═══ Records to use ═══

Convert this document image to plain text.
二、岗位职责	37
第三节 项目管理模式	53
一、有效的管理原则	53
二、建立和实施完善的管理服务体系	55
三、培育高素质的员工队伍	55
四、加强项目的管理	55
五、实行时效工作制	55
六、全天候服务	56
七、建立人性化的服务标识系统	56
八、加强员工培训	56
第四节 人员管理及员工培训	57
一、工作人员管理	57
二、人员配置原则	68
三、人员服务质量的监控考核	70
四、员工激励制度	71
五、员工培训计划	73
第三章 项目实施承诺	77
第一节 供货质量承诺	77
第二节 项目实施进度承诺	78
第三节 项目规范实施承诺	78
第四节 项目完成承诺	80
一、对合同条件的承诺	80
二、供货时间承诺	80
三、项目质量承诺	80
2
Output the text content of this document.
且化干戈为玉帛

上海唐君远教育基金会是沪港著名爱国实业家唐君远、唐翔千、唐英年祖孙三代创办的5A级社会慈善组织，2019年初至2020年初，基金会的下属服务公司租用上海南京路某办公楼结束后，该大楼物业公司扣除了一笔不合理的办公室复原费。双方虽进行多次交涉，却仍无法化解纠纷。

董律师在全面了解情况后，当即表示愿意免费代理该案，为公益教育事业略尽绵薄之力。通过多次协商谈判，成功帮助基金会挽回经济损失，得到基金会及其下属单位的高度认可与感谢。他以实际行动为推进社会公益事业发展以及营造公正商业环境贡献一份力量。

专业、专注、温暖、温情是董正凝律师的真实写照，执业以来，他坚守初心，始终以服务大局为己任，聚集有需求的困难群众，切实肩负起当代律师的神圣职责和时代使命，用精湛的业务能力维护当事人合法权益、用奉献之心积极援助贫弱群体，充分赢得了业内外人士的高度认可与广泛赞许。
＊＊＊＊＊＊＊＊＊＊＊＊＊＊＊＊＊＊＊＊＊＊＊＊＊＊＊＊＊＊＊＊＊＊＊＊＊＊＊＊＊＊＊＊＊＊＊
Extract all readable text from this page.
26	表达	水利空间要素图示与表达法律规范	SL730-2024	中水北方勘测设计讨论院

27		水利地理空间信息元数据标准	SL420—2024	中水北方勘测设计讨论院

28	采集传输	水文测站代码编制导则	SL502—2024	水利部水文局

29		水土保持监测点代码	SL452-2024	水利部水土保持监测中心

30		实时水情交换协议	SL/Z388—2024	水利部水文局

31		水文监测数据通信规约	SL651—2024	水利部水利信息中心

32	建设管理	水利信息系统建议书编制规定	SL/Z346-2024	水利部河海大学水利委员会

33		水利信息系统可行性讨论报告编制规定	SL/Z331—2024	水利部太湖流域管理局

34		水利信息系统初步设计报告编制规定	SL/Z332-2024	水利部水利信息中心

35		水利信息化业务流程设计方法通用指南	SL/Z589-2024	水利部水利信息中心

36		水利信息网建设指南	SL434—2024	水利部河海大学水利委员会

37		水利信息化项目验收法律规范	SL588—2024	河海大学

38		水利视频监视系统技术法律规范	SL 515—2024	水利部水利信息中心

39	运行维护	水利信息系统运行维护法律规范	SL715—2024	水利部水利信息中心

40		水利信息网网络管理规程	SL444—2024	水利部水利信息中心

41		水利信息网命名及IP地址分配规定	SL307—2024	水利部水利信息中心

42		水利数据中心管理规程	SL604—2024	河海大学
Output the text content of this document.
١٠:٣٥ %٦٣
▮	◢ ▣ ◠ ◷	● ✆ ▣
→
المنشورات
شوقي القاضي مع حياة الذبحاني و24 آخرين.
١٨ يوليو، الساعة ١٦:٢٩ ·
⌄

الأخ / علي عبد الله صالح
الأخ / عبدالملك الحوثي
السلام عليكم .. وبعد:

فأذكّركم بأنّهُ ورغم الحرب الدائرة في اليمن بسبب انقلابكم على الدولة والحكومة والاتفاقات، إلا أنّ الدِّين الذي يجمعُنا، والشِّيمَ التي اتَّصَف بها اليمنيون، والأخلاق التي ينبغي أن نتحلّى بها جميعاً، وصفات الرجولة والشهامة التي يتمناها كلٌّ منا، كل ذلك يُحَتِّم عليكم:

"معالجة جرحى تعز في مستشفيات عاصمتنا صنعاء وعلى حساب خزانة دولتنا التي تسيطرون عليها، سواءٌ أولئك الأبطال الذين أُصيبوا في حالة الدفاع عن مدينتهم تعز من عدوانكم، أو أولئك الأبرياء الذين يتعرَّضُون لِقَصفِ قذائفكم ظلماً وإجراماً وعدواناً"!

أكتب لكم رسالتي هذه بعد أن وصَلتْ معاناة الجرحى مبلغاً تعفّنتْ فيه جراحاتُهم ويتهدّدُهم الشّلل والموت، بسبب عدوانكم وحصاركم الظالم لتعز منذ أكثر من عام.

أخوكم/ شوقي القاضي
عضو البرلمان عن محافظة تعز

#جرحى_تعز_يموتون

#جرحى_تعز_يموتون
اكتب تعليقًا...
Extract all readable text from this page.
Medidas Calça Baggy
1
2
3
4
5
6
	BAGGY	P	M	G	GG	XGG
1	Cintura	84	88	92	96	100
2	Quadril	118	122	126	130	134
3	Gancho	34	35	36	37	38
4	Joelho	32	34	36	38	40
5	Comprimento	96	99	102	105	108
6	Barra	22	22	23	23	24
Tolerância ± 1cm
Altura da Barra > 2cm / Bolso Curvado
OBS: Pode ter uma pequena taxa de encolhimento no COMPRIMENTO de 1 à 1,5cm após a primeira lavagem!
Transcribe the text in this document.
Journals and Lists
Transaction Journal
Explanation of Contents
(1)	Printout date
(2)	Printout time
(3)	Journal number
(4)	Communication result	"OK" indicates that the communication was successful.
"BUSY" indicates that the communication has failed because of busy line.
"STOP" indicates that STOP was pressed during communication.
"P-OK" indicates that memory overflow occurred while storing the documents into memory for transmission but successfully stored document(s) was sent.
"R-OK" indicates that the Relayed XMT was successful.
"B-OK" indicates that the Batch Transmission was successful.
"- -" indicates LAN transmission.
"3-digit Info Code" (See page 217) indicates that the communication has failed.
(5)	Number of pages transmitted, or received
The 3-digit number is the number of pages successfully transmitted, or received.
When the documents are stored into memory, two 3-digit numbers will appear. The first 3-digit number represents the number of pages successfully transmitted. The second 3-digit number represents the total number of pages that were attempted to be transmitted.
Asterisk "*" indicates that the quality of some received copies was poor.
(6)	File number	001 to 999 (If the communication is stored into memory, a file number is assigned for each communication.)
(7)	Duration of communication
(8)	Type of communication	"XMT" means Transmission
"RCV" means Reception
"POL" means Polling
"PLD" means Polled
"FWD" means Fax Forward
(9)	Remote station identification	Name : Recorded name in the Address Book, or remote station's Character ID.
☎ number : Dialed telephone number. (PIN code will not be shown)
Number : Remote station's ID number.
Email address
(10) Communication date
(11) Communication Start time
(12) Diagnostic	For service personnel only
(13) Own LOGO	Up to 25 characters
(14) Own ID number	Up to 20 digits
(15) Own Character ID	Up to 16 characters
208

═══

Provide all the records again, word for word.

The completed task:
Convert this document image to plain text.
二、岗位职责	37
第三节 项目管理模式	53
一、有效的管理原则	53
二、建立和实施完善的管理服务体系	55
三、培育高素质的员工队伍	55
四、加强项目的管理	55
五、实行时效工作制	55
六、全天候服务	56
七、建立人性化的服务标识系统	56
八、加强员工培训	56
第四节 人员管理及员工培训	57
一、工作人员管理	57
二、人员配置原则	68
三、人员服务质量的监控考核	70
四、员工激励制度	71
五、员工培训计划	73
第三章 项目实施承诺	77
第一节 供货质量承诺	77
第二节 项目实施进度承诺	78
第三节 项目规范实施承诺	78
第四节 项目完成承诺	80
一、对合同条件的承诺	80
二、供货时间承诺	80
三、项目质量承诺	80
2
Output the text content of this document.
且化干戈为玉帛

上海唐君远教育基金会是沪港著名爱国实业家唐君远、唐翔千、唐英年祖孙三代创办的5A级社会慈善组织，2019年初至2020年初，基金会的下属服务公司租用上海南京路某办公楼结束后，该大楼物业公司扣除了一笔不合理的办公室复原费。双方虽进行多次交涉，却仍无法化解纠纷。

董律师在全面了解情况后，当即表示愿意免费代理该案，为公益教育事业略尽绵薄之力。通过多次协商谈判，成功帮助基金会挽回经济损失，得到基金会及其下属单位的高度认可与感谢。他以实际行动为推进社会公益事业发展以及营造公正商业环境贡献一份力量。

专业、专注、温暖、温情是董正凝律师的真实写照，执业以来，他坚守初心，始终以服务大局为己任，聚集有需求的困难群众，切实肩负起当代律师的神圣职责和时代使命，用精湛的业务能力维护当事人合法权益、用奉献之心积极援助贫弱群体，充分赢得了业内外人士的高度认可与广泛赞许。
＊＊＊＊＊＊＊＊＊＊＊＊＊＊＊＊＊＊＊＊＊＊＊＊＊＊＊＊＊＊＊＊＊＊＊＊＊＊＊＊＊＊＊＊＊＊＊
Extract all readable text from this page.
26	表达	水利空间要素图示与表达法律规范	SL730-2024	中水北方勘测设计讨论院

27		水利地理空间信息元数据标准	SL420—2024	中水北方勘测设计讨论院

28	采集传输	水文测站代码编制导则	SL502—2024	水利部水文局

29		水土保持监测点代码	SL452-2024	水利部水土保持监测中心

30		实时水情交换协议	SL/Z388—2024	水利部水文局

31		水文监测数据通信规约	SL651—2024	水利部水利信息中心

32	建设管理	水利信息系统建议书编制规定	SL/Z346-2024	水利部河海大学水利委员会

33		水利信息系统可行性讨论报告编制规定	SL/Z331—2024	水利部太湖流域管理局

34		水利信息系统初步设计报告编制规定	SL/Z332-2024	水利部水利信息中心

35		水利信息化业务流程设计方法通用指南	SL/Z589-2024	水利部水利信息中心

36		水利信息网建设指南	SL434—2024	水利部河海大学水利委员会

37		水利信息化项目验收法律规范	SL588—2024	河海大学

38		水利视频监视系统技术法律规范	SL 515—2024	水利部水利信息中心

39	运行维护	水利信息系统运行维护法律规范	SL715—2024	水利部水利信息中心

40		水利信息网网络管理规程	SL444—2024	水利部水利信息中心

41		水利信息网命名及IP地址分配规定	SL307—2024	水利部水利信息中心

42		水利数据中心管理规程	SL604—2024	河海大学
Output the text content of this document.
١٠:٣٥ %٦٣
▮	◢ ▣ ◠ ◷	● ✆ ▣
→
المنشورات
شوقي القاضي مع حياة الذبحاني و24 آخرين.
١٨ يوليو، الساعة ١٦:٢٩ ·
⌄

الأخ / علي عبد الله صالح
الأخ / عبدالملك الحوثي
السلام عليكم .. وبعد:

فأذكّركم بأنّهُ ورغم الحرب الدائرة في اليمن بسبب انقلابكم على الدولة والحكومة والاتفاقات، إلا أنّ الدِّين الذي يجمعُنا، والشِّيمَ التي اتَّصَف بها اليمنيون، والأخلاق التي ينبغي أن نتحلّى بها جميعاً، وصفات الرجولة والشهامة التي يتمناها كلٌّ منا، كل ذلك يُحَتِّم عليكم:

"معالجة جرحى تعز في مستشفيات عاصمتنا صنعاء وعلى حساب خزانة دولتنا التي تسيطرون عليها، سواءٌ أولئك الأبطال الذين أُصيبوا في حالة الدفاع عن مدينتهم تعز من عدوانكم، أو أولئك الأبرياء الذين يتعرَّضُون لِقَصفِ قذائفكم ظلماً وإجراماً وعدواناً"!

أكتب لكم رسالتي هذه بعد أن وصَلتْ معاناة الجرحى مبلغاً تعفّنتْ فيه جراحاتُهم ويتهدّدُهم الشّلل والموت، بسبب عدوانكم وحصاركم الظالم لتعز منذ أكثر من عام.

أخوكم/ شوقي القاضي
عضو البرلمان عن محافظة تعز

#جرحى_تعز_يموتون

#جرحى_تعز_يموتون
اكتب تعليقًا...
Extract all readable text from this page.
Medidas Calça Baggy
1
2
3
4
5
6
	BAGGY	P	M	G	GG	XGG
1	Cintura	84	88	92	96	100
2	Quadril	118	122	126	130	134
3	Gancho	34	35	36	37	38
4	Joelho	32	34	36	38	40
5	Comprimento	96	99	102	105	108
6	Barra	22	22	23	23	24
Tolerância ± 1cm
Altura da Barra > 2cm / Bolso Curvado
OBS: Pode ter uma pequena taxa de encolhimento no COMPRIMENTO de 1 à 1,5cm após a primeira lavagem!
Transcribe the text in this document.
Journals and Lists
Transaction Journal
Explanation of Contents
(1)	Printout date
(2)	Printout time
(3)	Journal number
(4)	Communication result	"OK" indicates that the communication was successful.
"BUSY" indicates that the communication has failed because of busy line.
"STOP" indicates that STOP was pressed during communication.
"P-OK" indicates that memory overflow occurred while storing the documents into memory for transmission but successfully stored document(s) was sent.
"R-OK" indicates that the Relayed XMT was successful.
"B-OK" indicates that the Batch Transmission was successful.
"- -" indicates LAN transmission.
"3-digit Info Code" (See page 217) indicates that the communication has failed.
(5)	Number of pages transmitted, or received
The 3-digit number is the number of pages successfully transmitted, or received.
When the documents are stored into memory, two 3-digit numbers will appear. The first 3-digit number represents the number of pages successfully transmitted. The second 3-digit number represents the total number of pages that were attempted to be transmitted.
Asterisk "*" indicates that the quality of some received copies was poor.
(6)	File number	001 to 999 (If the communication is stored into memory, a file number is assigned for each communication.)
(7)	Duration of communication
(8)	Type of communication	"XMT" means Transmission
"RCV" means Reception
"POL" means Polling
"PLD" means Polled
"FWD" means Fax Forward
(9)	Remote station identification	Name : Recorded name in the Address Book, or remote station's Character ID.
☎ number : Dialed telephone number. (PIN code will not be shown)
Number : Remote station's ID number.
Email address
(10) Communication date
(11) Communication Start time
(12) Diagnostic	For service personnel only
(13) Own LOGO	Up to 25 characters
(14) Own ID number	Up to 20 digits
(15) Own Character ID	Up to 16 characters
208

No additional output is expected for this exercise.